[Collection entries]
▬▬▬▬▬▬
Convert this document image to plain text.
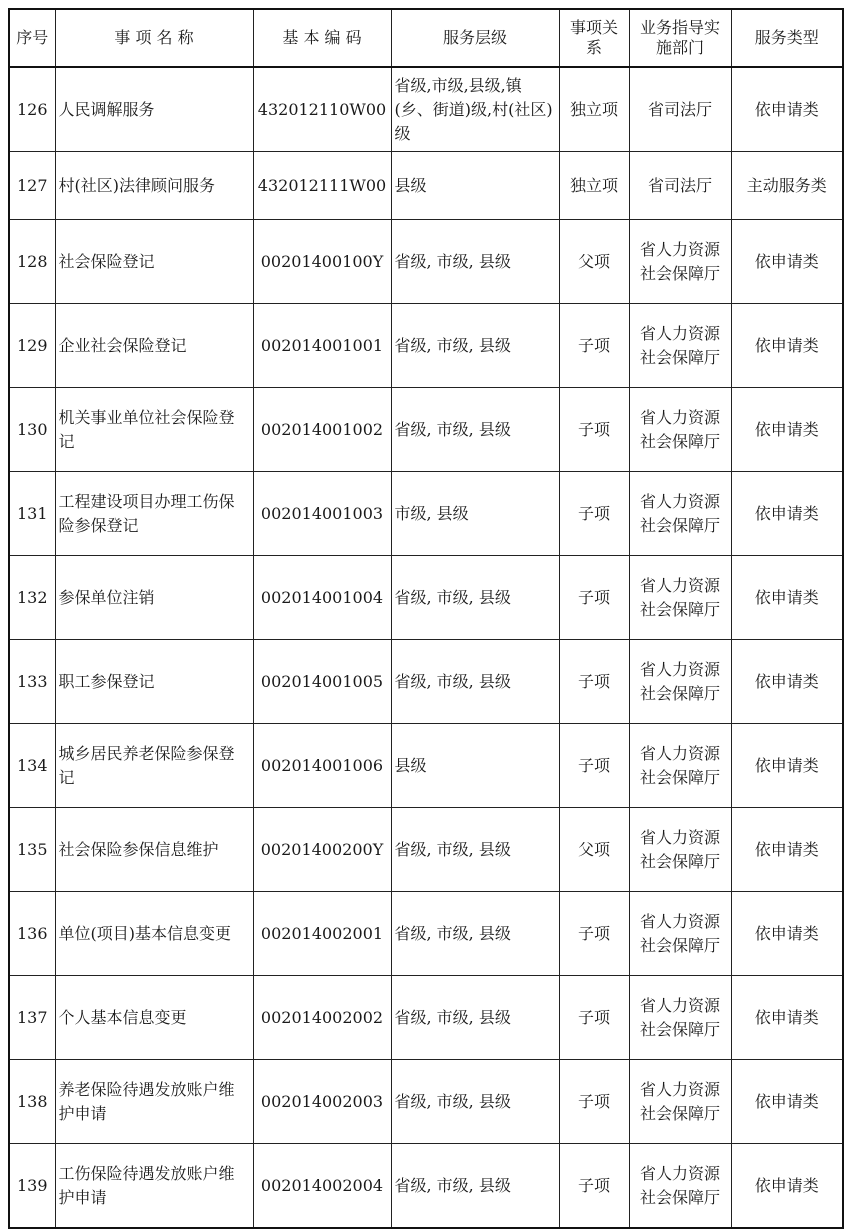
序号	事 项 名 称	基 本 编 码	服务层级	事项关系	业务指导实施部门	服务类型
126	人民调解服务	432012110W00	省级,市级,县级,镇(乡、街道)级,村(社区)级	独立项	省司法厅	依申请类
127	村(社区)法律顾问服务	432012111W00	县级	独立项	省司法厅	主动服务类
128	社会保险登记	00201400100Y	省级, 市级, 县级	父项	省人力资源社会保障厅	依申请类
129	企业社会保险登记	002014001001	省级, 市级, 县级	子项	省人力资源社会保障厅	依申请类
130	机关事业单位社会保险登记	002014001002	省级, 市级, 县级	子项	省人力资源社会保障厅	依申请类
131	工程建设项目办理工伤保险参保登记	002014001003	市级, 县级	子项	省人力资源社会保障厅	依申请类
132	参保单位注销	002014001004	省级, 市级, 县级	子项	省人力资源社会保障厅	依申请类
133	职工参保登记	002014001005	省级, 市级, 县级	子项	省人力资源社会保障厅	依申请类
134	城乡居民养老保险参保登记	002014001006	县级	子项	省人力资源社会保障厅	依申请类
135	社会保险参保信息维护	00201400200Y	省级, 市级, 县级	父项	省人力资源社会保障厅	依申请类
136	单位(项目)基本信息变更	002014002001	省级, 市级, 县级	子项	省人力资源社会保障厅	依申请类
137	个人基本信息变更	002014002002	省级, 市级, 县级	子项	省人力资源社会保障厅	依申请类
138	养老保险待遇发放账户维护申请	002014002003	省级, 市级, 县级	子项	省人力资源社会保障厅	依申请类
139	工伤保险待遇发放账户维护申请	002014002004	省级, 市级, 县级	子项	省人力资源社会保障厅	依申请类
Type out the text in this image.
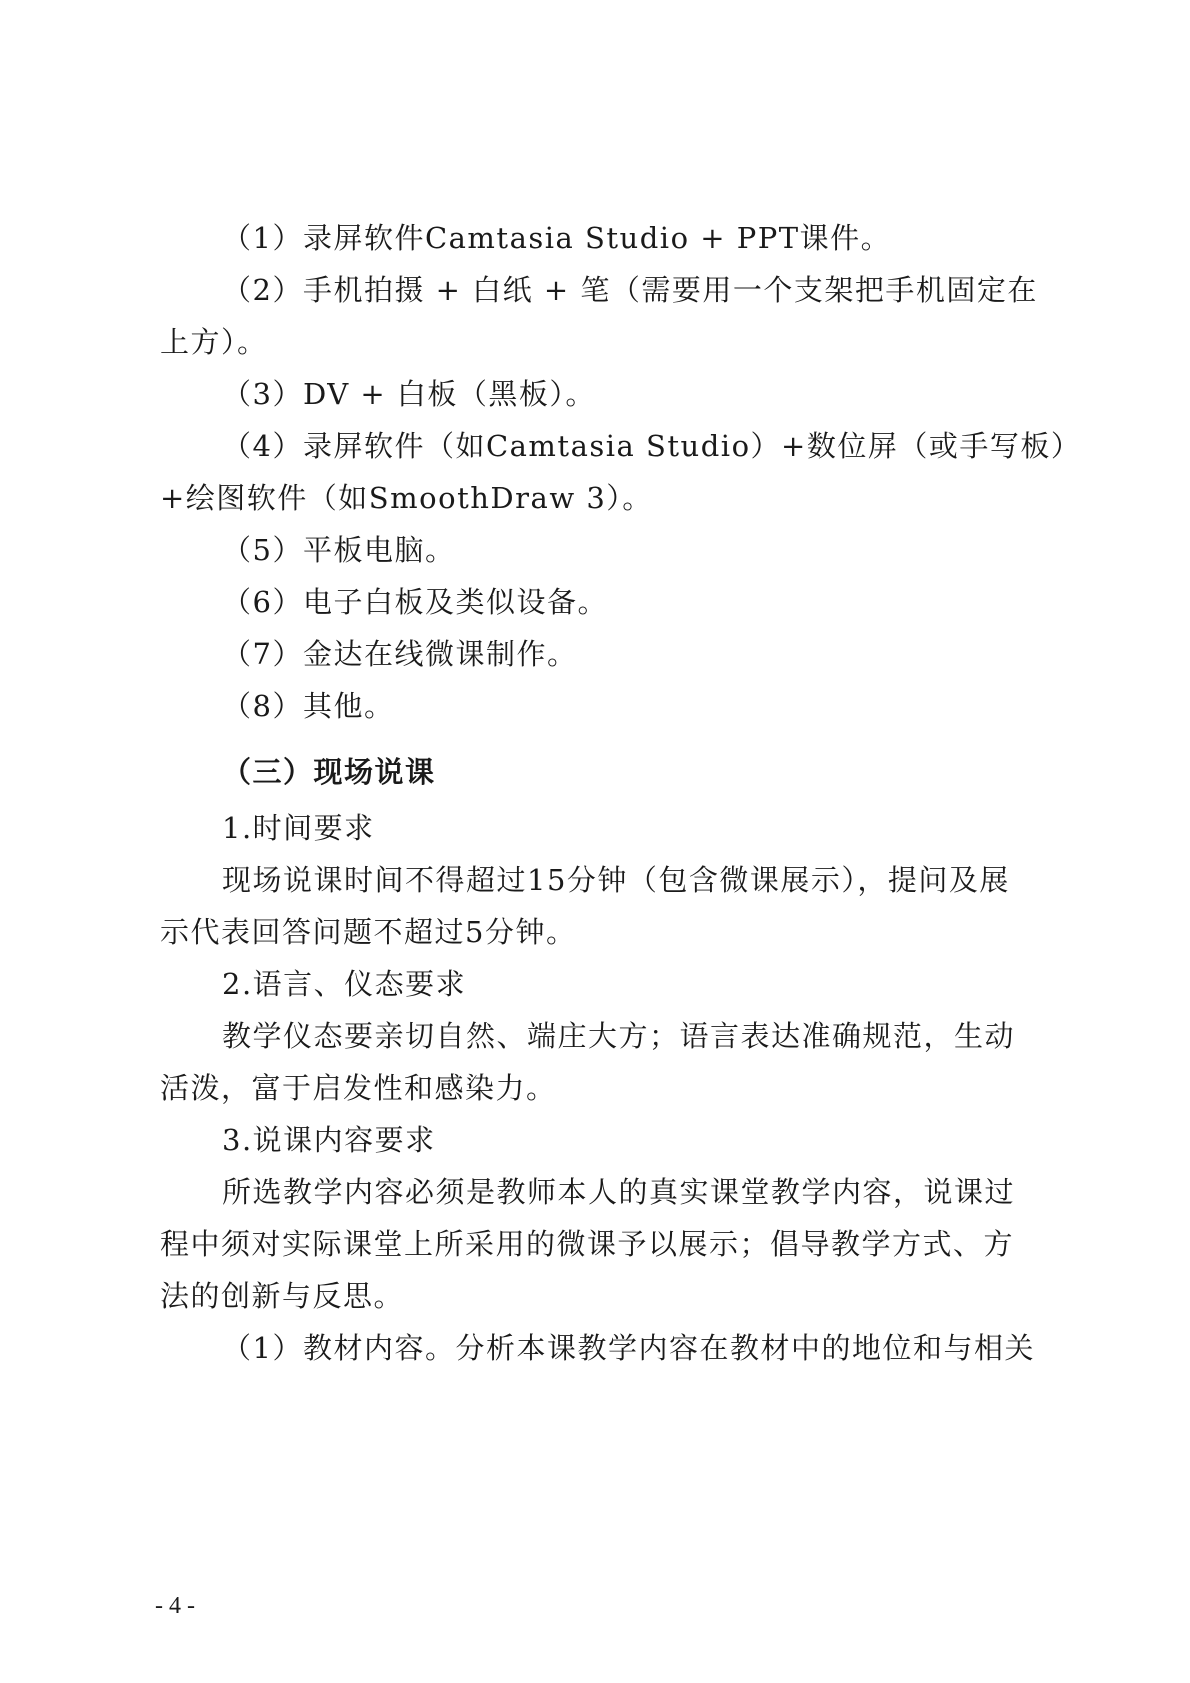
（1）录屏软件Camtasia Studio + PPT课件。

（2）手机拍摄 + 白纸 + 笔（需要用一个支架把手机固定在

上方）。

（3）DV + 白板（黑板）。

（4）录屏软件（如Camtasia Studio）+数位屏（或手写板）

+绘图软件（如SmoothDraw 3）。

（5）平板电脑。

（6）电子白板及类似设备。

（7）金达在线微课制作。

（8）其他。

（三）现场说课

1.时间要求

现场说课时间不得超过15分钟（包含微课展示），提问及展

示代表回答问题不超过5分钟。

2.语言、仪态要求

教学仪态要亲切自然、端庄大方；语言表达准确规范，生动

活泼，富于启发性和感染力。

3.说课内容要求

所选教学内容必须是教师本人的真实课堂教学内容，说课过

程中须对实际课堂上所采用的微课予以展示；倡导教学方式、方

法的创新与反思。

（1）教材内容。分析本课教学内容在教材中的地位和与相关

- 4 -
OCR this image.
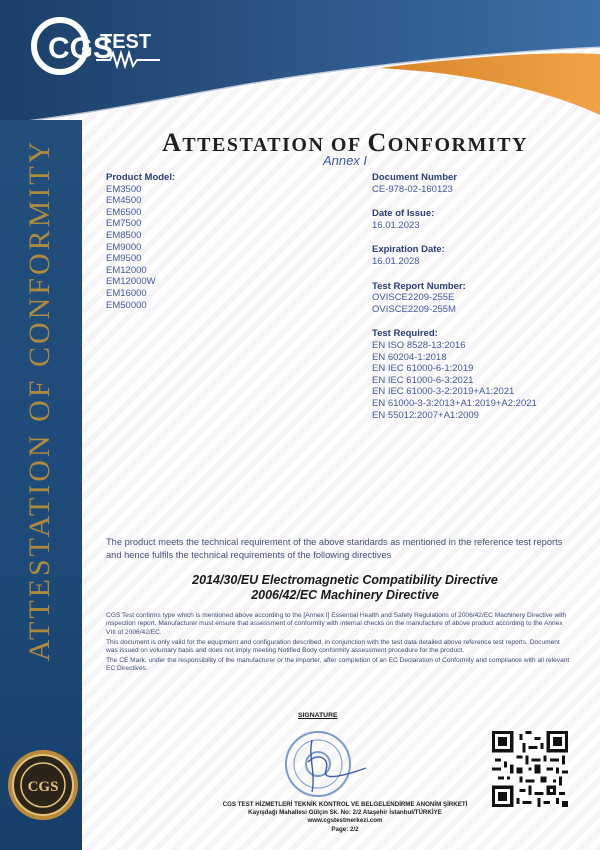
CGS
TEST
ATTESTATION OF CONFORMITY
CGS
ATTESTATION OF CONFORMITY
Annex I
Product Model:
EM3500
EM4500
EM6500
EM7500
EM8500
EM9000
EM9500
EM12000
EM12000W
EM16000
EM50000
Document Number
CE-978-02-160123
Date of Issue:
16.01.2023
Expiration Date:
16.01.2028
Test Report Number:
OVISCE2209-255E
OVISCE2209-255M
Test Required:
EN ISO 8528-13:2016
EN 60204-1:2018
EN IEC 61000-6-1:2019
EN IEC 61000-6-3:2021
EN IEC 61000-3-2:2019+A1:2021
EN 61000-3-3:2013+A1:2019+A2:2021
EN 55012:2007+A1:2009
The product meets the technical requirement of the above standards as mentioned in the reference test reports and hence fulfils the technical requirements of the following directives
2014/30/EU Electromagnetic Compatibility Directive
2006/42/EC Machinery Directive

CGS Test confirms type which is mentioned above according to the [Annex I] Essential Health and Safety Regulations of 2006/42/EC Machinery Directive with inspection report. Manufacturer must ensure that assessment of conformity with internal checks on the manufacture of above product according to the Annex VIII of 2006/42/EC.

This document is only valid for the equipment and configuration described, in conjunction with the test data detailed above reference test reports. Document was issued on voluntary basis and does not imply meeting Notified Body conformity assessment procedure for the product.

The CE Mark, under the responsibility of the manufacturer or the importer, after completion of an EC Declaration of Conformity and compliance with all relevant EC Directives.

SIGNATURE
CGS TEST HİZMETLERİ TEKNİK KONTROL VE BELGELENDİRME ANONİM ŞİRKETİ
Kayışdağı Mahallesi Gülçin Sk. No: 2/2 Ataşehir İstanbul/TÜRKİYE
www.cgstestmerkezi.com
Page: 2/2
▬▬▬▬▬▬
■ Problem ■
Exclude the pictures, and transcribe all of the material exactly.

■ Answer ■
Convert this document image to plain text.
序号	事 项 名 称	基 本 编 码	服务层级	事项关系	业务指导实施部门	服务类型
126	人民调解服务	432012110W00	省级,市级,县级,镇(乡、街道)级,村(社区)级	独立项	省司法厅	依申请类
127	村(社区)法律顾问服务	432012111W00	县级	独立项	省司法厅	主动服务类
128	社会保险登记	00201400100Y	省级, 市级, 县级	父项	省人力资源社会保障厅	依申请类
129	企业社会保险登记	002014001001	省级, 市级, 县级	子项	省人力资源社会保障厅	依申请类
130	机关事业单位社会保险登记	002014001002	省级, 市级, 县级	子项	省人力资源社会保障厅	依申请类
131	工程建设项目办理工伤保险参保登记	002014001003	市级, 县级	子项	省人力资源社会保障厅	依申请类
132	参保单位注销	002014001004	省级, 市级, 县级	子项	省人力资源社会保障厅	依申请类
133	职工参保登记	002014001005	省级, 市级, 县级	子项	省人力资源社会保障厅	依申请类
134	城乡居民养老保险参保登记	002014001006	县级	子项	省人力资源社会保障厅	依申请类
135	社会保险参保信息维护	00201400200Y	省级, 市级, 县级	父项	省人力资源社会保障厅	依申请类
136	单位(项目)基本信息变更	002014002001	省级, 市级, 县级	子项	省人力资源社会保障厅	依申请类
137	个人基本信息变更	002014002002	省级, 市级, 县级	子项	省人力资源社会保障厅	依申请类
138	养老保险待遇发放账户维护申请	002014002003	省级, 市级, 县级	子项	省人力资源社会保障厅	依申请类
139	工伤保险待遇发放账户维护申请	002014002004	省级, 市级, 县级	子项	省人力资源社会保障厅	依申请类
Type out the text in this image.
（1）录屏软件Camtasia Studio + PPT课件。

（2）手机拍摄 + 白纸 + 笔（需要用一个支架把手机固定在

上方）。

（3）DV + 白板（黑板）。

（4）录屏软件（如Camtasia Studio）+数位屏（或手写板）

+绘图软件（如SmoothDraw 3）。

（5）平板电脑。

（6）电子白板及类似设备。

（7）金达在线微课制作。

（8）其他。

（三）现场说课

1.时间要求

现场说课时间不得超过15分钟（包含微课展示），提问及展

示代表回答问题不超过5分钟。

2.语言、仪态要求

教学仪态要亲切自然、端庄大方；语言表达准确规范，生动

活泼，富于启发性和感染力。

3.说课内容要求

所选教学内容必须是教师本人的真实课堂教学内容，说课过

程中须对实际课堂上所采用的微课予以展示；倡导教学方式、方

法的创新与反思。

（1）教材内容。分析本课教学内容在教材中的地位和与相关

- 4 -
OCR this image.
CGS
TEST
ATTESTATION OF CONFORMITY
CGS
ATTESTATION OF CONFORMITY
Annex I
Product Model:
EM3500
EM4500
EM6500
EM7500
EM8500
EM9000
EM9500
EM12000
EM12000W
EM16000
EM50000
Document Number
CE-978-02-160123
Date of Issue:
16.01.2023
Expiration Date:
16.01.2028
Test Report Number:
OVISCE2209-255E
OVISCE2209-255M
Test Required:
EN ISO 8528-13:2016
EN 60204-1:2018
EN IEC 61000-6-1:2019
EN IEC 61000-6-3:2021
EN IEC 61000-3-2:2019+A1:2021
EN 61000-3-3:2013+A1:2019+A2:2021
EN 55012:2007+A1:2009
The product meets the technical requirement of the above standards as mentioned in the reference test reports and hence fulfils the technical requirements of the following directives
2014/30/EU Electromagnetic Compatibility Directive
2006/42/EC Machinery Directive

CGS Test confirms type which is mentioned above according to the [Annex I] Essential Health and Safety Regulations of 2006/42/EC Machinery Directive with inspection report. Manufacturer must ensure that assessment of conformity with internal checks on the manufacture of above product according to the Annex VIII of 2006/42/EC.

This document is only valid for the equipment and configuration described, in conjunction with the test data detailed above reference test reports. Document was issued on voluntary basis and does not imply meeting Notified Body conformity assessment procedure for the product.

The CE Mark, under the responsibility of the manufacturer or the importer, after completion of an EC Declaration of Conformity and compliance with all relevant EC Directives.

SIGNATURE
CGS TEST HİZMETLERİ TEKNİK KONTROL VE BELGELENDİRME ANONİM ŞİRKETİ
Kayışdağı Mahallesi Gülçin Sk. No: 2/2 Ataşehir İstanbul/TÜRKİYE
www.cgstestmerkezi.com
Page: 2/2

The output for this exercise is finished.